[Stored data]
####################

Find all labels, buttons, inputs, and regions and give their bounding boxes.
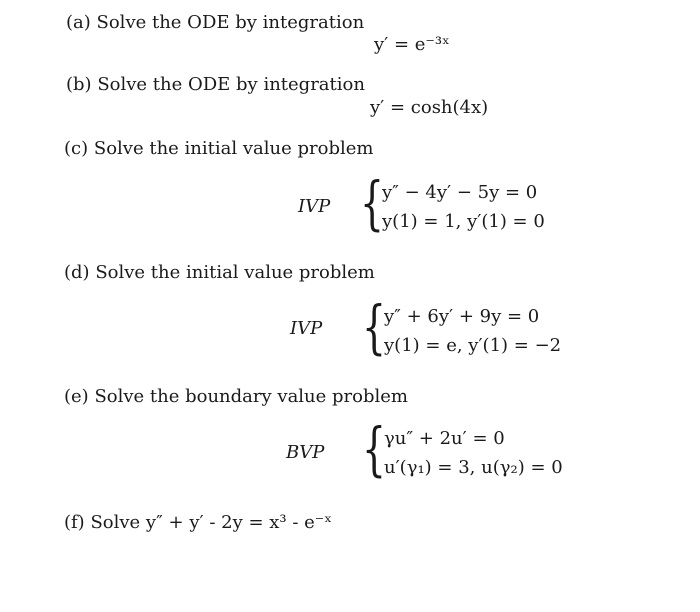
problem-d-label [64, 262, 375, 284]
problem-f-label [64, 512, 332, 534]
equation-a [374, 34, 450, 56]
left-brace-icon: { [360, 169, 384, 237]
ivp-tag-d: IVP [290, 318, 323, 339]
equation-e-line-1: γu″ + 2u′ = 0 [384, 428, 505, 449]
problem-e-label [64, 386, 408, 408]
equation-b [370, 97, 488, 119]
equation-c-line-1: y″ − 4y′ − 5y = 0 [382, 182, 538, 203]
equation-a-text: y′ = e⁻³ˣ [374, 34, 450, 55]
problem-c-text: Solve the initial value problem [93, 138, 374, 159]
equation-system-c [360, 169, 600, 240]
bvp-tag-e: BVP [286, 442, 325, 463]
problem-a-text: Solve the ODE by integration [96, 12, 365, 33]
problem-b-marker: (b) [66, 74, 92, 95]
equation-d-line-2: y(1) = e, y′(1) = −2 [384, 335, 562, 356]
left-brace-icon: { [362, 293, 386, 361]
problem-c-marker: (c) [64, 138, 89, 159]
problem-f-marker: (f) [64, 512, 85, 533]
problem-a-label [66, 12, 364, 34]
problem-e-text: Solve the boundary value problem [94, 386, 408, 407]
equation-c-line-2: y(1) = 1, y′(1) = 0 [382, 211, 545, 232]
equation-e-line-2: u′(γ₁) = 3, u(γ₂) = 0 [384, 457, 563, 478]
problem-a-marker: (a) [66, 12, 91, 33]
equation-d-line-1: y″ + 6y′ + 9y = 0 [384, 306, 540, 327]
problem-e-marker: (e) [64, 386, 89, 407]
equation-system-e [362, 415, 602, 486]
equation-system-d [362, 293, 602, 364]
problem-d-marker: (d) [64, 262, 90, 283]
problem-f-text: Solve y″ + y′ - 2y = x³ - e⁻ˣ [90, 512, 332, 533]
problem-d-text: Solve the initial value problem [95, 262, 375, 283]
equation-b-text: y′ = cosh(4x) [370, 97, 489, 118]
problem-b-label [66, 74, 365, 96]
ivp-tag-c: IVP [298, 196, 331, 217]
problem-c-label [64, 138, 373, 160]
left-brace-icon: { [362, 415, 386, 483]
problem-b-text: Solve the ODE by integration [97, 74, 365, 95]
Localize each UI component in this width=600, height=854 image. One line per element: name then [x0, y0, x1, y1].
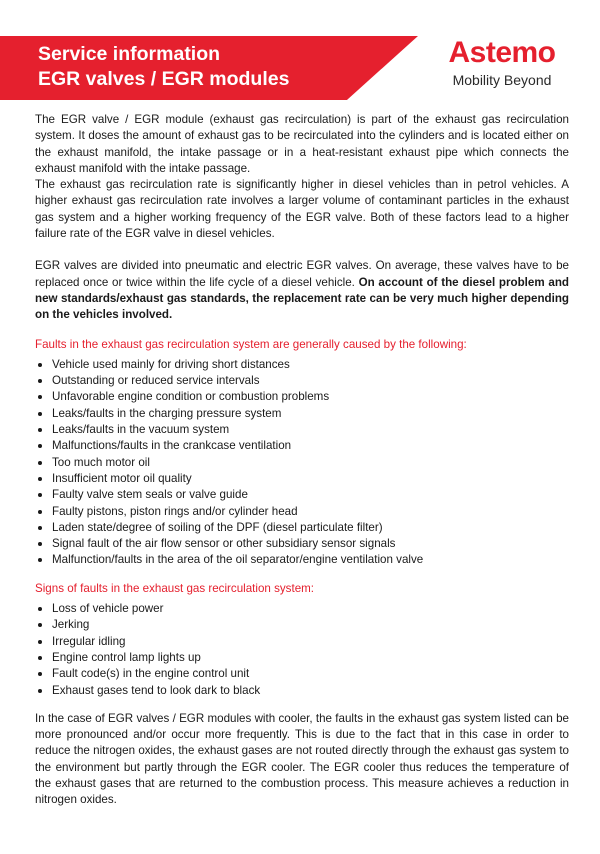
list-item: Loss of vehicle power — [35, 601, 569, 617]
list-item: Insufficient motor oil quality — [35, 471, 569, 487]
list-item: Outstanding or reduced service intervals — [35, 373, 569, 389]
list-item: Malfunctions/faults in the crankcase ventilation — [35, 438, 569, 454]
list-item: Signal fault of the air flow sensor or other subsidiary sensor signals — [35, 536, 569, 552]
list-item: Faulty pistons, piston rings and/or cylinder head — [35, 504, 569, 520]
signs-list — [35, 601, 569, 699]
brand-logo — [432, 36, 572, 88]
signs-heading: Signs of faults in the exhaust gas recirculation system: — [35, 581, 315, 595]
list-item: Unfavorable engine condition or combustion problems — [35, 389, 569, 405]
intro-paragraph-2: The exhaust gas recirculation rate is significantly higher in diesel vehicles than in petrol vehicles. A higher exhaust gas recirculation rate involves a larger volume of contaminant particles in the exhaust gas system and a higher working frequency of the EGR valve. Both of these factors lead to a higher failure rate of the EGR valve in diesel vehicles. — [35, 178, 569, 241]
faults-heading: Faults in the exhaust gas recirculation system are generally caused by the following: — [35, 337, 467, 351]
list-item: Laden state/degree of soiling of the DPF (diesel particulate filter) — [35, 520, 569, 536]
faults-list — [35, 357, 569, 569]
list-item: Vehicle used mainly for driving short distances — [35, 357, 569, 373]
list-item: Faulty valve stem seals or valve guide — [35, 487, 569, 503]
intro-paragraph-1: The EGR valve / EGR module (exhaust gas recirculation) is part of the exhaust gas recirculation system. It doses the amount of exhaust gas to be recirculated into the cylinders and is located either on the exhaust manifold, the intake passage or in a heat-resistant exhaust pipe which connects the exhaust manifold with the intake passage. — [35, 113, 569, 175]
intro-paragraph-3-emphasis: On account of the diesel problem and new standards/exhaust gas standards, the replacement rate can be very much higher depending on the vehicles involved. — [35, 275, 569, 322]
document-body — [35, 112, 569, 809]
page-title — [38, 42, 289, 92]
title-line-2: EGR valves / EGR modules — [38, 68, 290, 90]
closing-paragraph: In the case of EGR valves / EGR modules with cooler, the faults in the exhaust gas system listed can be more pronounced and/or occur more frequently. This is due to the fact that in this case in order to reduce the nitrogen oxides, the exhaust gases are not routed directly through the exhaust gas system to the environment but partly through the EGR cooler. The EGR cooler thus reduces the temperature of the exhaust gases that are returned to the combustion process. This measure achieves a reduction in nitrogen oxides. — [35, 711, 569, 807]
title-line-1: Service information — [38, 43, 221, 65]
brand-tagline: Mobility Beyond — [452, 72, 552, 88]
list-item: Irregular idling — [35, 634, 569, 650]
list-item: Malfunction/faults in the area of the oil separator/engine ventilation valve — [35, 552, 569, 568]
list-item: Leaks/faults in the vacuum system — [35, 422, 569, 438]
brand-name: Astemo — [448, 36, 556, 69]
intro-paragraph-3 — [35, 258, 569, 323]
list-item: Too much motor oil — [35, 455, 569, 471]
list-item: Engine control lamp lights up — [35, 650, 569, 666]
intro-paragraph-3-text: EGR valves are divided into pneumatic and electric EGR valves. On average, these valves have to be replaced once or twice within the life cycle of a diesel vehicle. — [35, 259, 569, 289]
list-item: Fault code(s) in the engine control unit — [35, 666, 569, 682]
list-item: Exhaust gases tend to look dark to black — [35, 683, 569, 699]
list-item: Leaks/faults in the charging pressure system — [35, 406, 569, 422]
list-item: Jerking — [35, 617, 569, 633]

####################

Rewrite each line of the data above as a numbered list, skipping any blank lines. Leave the pictures out of the list.

1. Find all labels, buttons, inputs, and regions and give their bounding boxes.
2. problem-d-label [64, 262, 375, 284]
3. problem-f-label [64, 512, 332, 534]
4. equation-a [374, 34, 450, 56]
5. left-brace-icon: { [360, 169, 384, 237]
6. ivp-tag-d: IVP [290, 318, 323, 339]
7. equation-e-line-1: γu″ + 2u′ = 0 [384, 428, 505, 449]
8. problem-e-label [64, 386, 408, 408]
9. equation-b [370, 97, 488, 119]
10. equation-c-line-1: y″ − 4y′ − 5y = 0 [382, 182, 538, 203]
11. equation-a-text: y′ = e⁻³ˣ [374, 34, 450, 55]
12. problem-c-text: Solve the initial value problem [93, 138, 374, 159]
13. equation-system-c [360, 169, 600, 240]
14. bvp-tag-e: BVP [286, 442, 325, 463]
15. problem-a-text: Solve the ODE by integration [96, 12, 365, 33]
16. problem-b-marker: (b) [66, 74, 92, 95]
17. equation-d-line-2: y(1) = e, y′(1) = −2 [384, 335, 562, 356]
18. left-brace-icon: { [362, 293, 386, 361]
19. problem-c-marker: (c) [64, 138, 89, 159]
20. problem-f-marker: (f) [64, 512, 85, 533]
21. problem-a-label [66, 12, 364, 34]
22. problem-e-text: Solve the boundary value problem [94, 386, 408, 407]
23. equation-c-line-2: y(1) = 1, y′(1) = 0 [382, 211, 545, 232]
24. equation-e-line-2: u′(γ₁) = 3, u(γ₂) = 0 [384, 457, 563, 478]
25. problem-a-marker: (a) [66, 12, 91, 33]
26. equation-d-line-1: y″ + 6y′ + 9y = 0 [384, 306, 540, 327]
27. problem-e-marker: (e) [64, 386, 89, 407]
28. equation-system-e [362, 415, 602, 486]
29. equation-system-d [362, 293, 602, 364]
30. problem-d-marker: (d) [64, 262, 90, 283]
31. problem-f-text: Solve y″ + y′ - 2y = x³ - e⁻ˣ [90, 512, 332, 533]
32. problem-d-text: Solve the initial value problem [95, 262, 375, 283]
33. equation-b-text: y′ = cosh(4x) [370, 97, 489, 118]
34. problem-b-label [66, 74, 365, 96]
35. ivp-tag-c: IVP [298, 196, 331, 217]
36. problem-c-label [64, 138, 373, 160]
37. left-brace-icon: { [362, 415, 386, 483]
38. problem-b-text: Solve the ODE by integration [97, 74, 365, 95]
39. Localize each UI component in this width=600, height=854 image. One line per element: name then [x0, y0, x1, y1].
40. list-item: Loss of vehicle power — [35, 601, 569, 617]
41. list-item: Insufficient motor oil quality — [35, 471, 569, 487]
42. list-item: Outstanding or reduced service intervals — [35, 373, 569, 389]
43. list-item: Malfunctions/faults in the crankcase ventilation — [35, 438, 569, 454]
44. list-item: Signal fault of the air flow sensor or other subsidiary sensor signals — [35, 536, 569, 552]
45. list-item: Faulty pistons, piston rings and/or cylinder head — [35, 504, 569, 520]
46. signs-list — [35, 601, 569, 699]
47. brand-logo — [432, 36, 572, 88]
48. signs-heading: Signs of faults in the exhaust gas recirculation system: — [35, 581, 315, 595]
49. list-item: Unfavorable engine condition or combustion problems — [35, 389, 569, 405]
50. intro-paragraph-2: The exhaust gas recirculation rate is significantly higher in diesel vehicles than in petrol vehicles. A higher exhaust gas recirculation rate involves a larger volume of contaminant particles in the exhaust gas system and a higher working frequency of the EGR valve. Both of these factors lead to a higher failure rate of the EGR valve in diesel vehicles. — [35, 178, 569, 241]
51. faults-heading: Faults in the exhaust gas recirculation system are generally caused by the following: — [35, 337, 467, 351]
52. list-item: Laden state/degree of soiling of the DPF (diesel particulate filter) — [35, 520, 569, 536]
53. faults-list — [35, 357, 569, 569]
54. list-item: Vehicle used mainly for driving short distances — [35, 357, 569, 373]
55. list-item: Faulty valve stem seals or valve guide — [35, 487, 569, 503]
56. intro-paragraph-1: The EGR valve / EGR module (exhaust gas recirculation) is part of the exhaust gas recirculation system. It doses the amount of exhaust gas to be recirculated into the cylinders and is located either on the exhaust manifold, the intake passage or in a heat-resistant exhaust pipe which connects the exhaust manifold with the intake passage. — [35, 113, 569, 175]
57. intro-paragraph-3-emphasis: On account of the diesel problem and new standards/exhaust gas standards, the replacement rate can be very much higher depending on the vehicles involved. — [35, 275, 569, 322]
58. document-body — [35, 112, 569, 809]
59. page-title — [38, 42, 289, 92]
60. title-line-2: EGR valves / EGR modules — [38, 68, 290, 90]
61. closing-paragraph: In the case of EGR valves / EGR modules with cooler, the faults in the exhaust gas system listed can be more pronounced and/or occur more frequently. This is due to the fact that in this case in order to reduce the nitrogen oxides, the exhaust gases are not routed directly through the exhaust gas system to the environment but partly through the EGR cooler. The EGR cooler thus reduces the temperature of the exhaust gases that are returned to the combustion process. This measure achieves a reduction in nitrogen oxides. — [35, 711, 569, 807]
62. title-line-1: Service information — [38, 43, 221, 65]
63. brand-tagline: Mobility Beyond — [452, 72, 552, 88]
64. list-item: Irregular idling — [35, 634, 569, 650]
65. list-item: Malfunction/faults in the area of the oil separator/engine ventilation valve — [35, 552, 569, 568]
66. list-item: Leaks/faults in the vacuum system — [35, 422, 569, 438]
67. brand-name: Astemo — [448, 36, 556, 69]
68. intro-paragraph-3 — [35, 258, 569, 323]
69. list-item: Too much motor oil — [35, 455, 569, 471]
70. list-item: Engine control lamp lights up — [35, 650, 569, 666]
71. intro-paragraph-3-text: EGR valves are divided into pneumatic and electric EGR valves. On average, these valves have to be replaced once or twice within the life cycle of a diesel vehicle. — [35, 259, 569, 289]
72. list-item: Fault code(s) in the engine control unit — [35, 666, 569, 682]
73. list-item: Exhaust gases tend to look dark to black — [35, 683, 569, 699]
74. list-item: Leaks/faults in the charging pressure system — [35, 406, 569, 422]
75. list-item: Jerking — [35, 617, 569, 633]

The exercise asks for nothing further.